Required task
In the entries below, find the line containing "Convert this document image to plain text.". Copy it and all lines after it, exactly, through the end.
══ Source material
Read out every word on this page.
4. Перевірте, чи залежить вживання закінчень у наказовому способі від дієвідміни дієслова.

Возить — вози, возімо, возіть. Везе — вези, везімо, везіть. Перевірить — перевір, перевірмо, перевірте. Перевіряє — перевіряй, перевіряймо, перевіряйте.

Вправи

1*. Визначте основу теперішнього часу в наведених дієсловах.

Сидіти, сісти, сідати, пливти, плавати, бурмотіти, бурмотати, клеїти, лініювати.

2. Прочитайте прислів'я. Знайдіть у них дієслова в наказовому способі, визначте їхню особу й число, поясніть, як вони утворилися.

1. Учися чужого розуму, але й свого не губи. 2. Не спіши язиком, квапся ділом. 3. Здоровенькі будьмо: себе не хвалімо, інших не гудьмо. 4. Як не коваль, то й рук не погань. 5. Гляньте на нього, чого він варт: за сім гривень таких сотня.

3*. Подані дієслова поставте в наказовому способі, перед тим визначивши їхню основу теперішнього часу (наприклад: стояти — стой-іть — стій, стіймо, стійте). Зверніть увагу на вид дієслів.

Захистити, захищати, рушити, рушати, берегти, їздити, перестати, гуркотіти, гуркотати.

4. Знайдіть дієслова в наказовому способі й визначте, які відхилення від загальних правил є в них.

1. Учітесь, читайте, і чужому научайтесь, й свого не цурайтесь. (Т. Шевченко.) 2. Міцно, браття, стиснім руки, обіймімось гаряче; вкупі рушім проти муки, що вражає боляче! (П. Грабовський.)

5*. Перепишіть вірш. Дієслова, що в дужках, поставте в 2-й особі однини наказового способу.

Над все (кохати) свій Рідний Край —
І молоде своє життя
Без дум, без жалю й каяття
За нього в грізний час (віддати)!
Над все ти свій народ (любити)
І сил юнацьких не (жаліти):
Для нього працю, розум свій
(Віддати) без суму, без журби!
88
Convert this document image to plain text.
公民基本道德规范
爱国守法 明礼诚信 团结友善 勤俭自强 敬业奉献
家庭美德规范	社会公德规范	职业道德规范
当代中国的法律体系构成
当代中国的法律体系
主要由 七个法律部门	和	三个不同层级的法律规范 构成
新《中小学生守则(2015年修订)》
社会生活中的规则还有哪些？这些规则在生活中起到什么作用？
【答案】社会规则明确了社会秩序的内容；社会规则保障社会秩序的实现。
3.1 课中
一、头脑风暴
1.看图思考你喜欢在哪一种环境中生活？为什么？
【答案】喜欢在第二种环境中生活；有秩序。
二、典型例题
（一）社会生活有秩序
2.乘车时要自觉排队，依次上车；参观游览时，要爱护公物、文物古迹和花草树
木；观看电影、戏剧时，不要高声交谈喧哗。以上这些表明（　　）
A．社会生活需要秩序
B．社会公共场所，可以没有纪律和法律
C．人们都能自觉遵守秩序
════
The result
Convert this document image to plain text.
公民基本道德规范
爱国守法 明礼诚信 团结友善 勤俭自强 敬业奉献
家庭美德规范	社会公德规范	职业道德规范
当代中国的法律体系构成
当代中国的法律体系
主要由 七个法律部门	和	三个不同层级的法律规范 构成
新《中小学生守则(2015年修订)》
社会生活中的规则还有哪些？这些规则在生活中起到什么作用？
【答案】社会规则明确了社会秩序的内容；社会规则保障社会秩序的实现。
3.1 课中
一、头脑风暴
1.看图思考你喜欢在哪一种环境中生活？为什么？
【答案】喜欢在第二种环境中生活；有秩序。
二、典型例题
（一）社会生活有秩序
2.乘车时要自觉排队，依次上车；参观游览时，要爱护公物、文物古迹和花草树
木；观看电影、戏剧时，不要高声交谈喧哗。以上这些表明（　　）
A．社会生活需要秩序
B．社会公共场所，可以没有纪律和法律
C．人们都能自觉遵守秩序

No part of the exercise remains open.